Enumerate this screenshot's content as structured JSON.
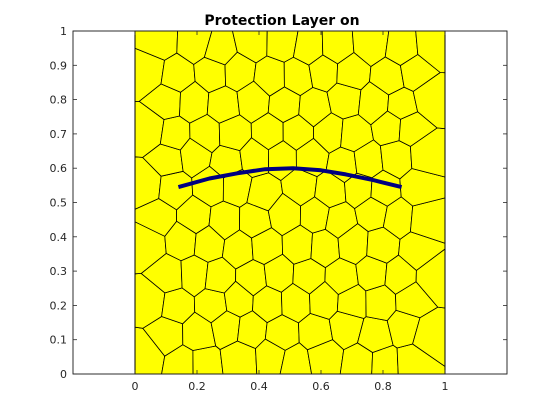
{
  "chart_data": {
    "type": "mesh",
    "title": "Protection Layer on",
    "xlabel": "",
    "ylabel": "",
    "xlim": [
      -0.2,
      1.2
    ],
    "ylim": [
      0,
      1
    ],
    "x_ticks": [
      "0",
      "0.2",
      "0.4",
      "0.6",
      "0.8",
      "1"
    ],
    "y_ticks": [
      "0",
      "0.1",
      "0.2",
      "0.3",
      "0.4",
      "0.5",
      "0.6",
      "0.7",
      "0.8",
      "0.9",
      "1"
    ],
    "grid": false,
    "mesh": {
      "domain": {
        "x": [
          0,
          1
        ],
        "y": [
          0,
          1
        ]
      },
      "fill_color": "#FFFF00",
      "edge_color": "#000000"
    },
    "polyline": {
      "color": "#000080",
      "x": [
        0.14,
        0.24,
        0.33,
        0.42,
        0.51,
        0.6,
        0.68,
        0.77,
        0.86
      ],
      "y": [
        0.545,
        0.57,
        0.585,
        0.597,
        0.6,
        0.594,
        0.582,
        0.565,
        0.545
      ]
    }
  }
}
...
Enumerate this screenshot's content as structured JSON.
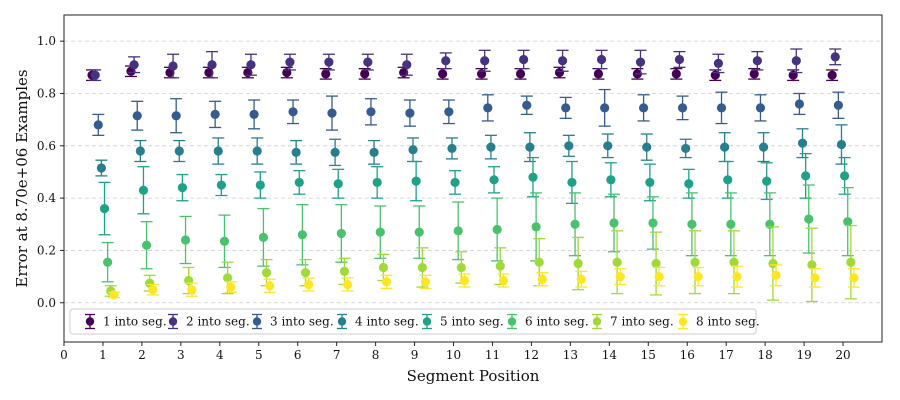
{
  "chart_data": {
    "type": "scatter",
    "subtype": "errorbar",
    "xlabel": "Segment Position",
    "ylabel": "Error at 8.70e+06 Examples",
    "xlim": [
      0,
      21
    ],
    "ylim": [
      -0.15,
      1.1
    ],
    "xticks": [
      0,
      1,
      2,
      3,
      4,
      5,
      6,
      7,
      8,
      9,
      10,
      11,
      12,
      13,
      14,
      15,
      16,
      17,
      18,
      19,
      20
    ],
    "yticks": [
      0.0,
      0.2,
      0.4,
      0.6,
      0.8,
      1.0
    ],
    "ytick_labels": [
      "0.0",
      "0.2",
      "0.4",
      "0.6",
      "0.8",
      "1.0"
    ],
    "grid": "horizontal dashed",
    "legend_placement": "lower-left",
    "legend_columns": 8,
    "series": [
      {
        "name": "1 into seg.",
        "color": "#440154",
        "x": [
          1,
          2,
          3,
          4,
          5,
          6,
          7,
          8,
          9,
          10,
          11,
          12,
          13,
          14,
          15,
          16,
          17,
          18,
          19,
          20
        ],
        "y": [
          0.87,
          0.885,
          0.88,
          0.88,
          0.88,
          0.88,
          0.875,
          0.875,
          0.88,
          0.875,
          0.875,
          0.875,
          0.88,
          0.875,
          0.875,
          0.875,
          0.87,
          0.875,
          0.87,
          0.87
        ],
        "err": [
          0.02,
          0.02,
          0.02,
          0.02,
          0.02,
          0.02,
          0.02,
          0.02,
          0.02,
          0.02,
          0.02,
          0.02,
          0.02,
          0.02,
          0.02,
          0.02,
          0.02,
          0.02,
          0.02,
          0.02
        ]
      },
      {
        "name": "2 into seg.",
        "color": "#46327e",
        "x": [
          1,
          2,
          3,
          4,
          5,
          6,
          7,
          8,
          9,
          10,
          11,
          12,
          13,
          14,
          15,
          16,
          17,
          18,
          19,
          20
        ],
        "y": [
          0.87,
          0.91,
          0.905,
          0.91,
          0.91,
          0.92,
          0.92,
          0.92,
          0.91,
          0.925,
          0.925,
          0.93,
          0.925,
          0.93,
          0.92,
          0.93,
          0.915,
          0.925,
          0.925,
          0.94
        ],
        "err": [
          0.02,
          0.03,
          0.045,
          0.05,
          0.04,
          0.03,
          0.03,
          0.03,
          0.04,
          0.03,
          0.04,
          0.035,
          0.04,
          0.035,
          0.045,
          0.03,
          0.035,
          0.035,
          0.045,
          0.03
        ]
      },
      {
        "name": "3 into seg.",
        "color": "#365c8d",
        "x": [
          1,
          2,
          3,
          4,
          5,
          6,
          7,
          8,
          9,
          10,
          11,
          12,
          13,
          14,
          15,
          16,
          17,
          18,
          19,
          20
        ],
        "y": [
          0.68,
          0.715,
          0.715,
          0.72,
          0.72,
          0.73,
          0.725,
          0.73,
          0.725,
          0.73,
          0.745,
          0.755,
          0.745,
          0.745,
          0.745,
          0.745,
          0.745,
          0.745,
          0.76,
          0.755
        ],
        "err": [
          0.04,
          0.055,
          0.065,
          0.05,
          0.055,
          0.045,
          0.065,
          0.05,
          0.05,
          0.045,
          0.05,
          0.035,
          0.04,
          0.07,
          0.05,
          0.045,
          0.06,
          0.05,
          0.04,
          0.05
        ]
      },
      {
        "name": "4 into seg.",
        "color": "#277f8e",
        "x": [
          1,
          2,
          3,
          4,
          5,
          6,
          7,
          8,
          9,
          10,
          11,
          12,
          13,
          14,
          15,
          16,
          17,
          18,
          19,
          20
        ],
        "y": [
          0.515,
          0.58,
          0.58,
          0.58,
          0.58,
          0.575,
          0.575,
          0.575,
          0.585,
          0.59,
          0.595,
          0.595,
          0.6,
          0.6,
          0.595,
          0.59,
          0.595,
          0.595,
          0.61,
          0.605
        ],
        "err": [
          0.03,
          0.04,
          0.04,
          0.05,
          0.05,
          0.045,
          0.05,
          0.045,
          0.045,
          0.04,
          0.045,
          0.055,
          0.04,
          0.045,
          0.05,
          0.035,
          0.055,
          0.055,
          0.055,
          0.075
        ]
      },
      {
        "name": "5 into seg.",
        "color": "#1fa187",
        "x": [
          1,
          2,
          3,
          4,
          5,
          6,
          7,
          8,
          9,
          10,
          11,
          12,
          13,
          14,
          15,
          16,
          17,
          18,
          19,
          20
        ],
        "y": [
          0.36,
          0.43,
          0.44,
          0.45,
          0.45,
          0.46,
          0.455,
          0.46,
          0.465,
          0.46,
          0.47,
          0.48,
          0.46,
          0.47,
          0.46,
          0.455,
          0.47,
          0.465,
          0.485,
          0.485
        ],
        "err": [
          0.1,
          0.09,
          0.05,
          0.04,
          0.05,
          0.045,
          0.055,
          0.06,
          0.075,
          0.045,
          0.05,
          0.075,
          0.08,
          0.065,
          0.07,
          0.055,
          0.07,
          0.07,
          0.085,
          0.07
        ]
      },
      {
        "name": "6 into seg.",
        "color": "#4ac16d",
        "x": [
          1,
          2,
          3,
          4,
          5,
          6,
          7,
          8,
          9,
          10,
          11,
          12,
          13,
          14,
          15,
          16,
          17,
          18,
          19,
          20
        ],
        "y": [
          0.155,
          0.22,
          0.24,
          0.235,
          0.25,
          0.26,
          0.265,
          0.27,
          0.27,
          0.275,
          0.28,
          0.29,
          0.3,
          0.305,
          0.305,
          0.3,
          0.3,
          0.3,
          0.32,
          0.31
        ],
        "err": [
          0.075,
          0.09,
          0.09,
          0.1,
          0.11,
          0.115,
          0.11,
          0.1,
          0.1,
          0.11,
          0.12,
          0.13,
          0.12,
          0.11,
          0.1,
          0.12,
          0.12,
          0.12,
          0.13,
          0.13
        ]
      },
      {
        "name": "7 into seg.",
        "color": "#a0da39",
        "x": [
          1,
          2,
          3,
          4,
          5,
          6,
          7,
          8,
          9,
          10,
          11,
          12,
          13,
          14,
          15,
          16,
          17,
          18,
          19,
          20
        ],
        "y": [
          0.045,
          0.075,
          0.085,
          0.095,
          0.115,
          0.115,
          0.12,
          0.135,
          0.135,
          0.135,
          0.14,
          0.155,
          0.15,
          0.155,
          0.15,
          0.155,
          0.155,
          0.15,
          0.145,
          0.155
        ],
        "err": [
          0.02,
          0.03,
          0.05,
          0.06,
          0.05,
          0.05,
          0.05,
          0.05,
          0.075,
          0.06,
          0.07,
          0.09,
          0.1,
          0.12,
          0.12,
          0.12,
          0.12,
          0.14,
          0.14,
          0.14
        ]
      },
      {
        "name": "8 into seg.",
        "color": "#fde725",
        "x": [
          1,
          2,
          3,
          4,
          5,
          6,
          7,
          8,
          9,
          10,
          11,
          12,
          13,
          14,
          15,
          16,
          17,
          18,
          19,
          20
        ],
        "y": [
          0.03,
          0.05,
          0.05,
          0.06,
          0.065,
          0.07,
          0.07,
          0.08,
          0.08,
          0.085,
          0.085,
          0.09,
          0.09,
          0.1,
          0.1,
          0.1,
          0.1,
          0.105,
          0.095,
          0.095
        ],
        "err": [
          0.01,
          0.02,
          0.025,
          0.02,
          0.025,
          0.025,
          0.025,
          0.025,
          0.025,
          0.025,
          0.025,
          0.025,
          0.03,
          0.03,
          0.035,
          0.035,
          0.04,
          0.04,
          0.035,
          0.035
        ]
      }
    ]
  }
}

▸ INSTRUCTIONS FOR THE TASK:
Go through the entries above and copy every line containing "ylabel".

▸ EXERCISE OUTPUT:
    "ylabel": "",
    "ylabel": "Error at 8.70e+06 Examples",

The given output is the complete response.